▶ REQUIREMENTS: Find the lines below that contain the string "Rural". Copy each one.

▶ AVAILABLE DATA:
# # #
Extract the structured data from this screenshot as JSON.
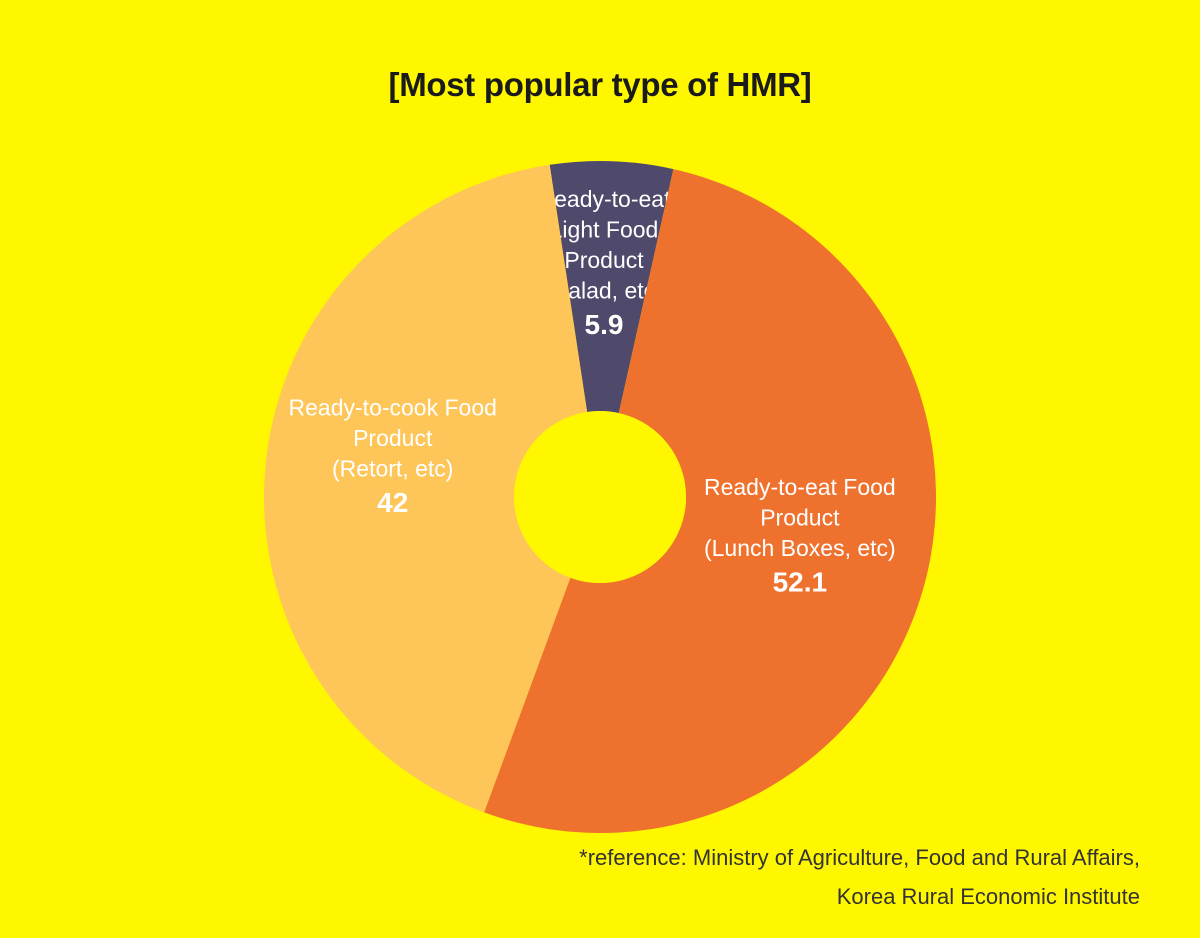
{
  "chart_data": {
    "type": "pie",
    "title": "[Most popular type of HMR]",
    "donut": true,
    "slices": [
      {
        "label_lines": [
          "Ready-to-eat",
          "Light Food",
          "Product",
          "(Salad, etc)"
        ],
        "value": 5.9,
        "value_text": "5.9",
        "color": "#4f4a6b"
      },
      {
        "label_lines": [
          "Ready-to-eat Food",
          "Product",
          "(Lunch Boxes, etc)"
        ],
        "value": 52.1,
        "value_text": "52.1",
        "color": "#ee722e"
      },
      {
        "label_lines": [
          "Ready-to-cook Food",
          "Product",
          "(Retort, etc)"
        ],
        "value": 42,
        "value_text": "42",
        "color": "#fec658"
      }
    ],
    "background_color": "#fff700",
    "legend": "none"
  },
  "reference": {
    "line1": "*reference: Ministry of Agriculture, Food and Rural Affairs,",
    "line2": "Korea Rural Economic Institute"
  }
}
# # #
▶ OUTPUT OF THE EXERCISE:
    "line1": "*reference: Ministry of Agriculture, Food and Rural Affairs,",
    "line2": "Korea Rural Economic Institute"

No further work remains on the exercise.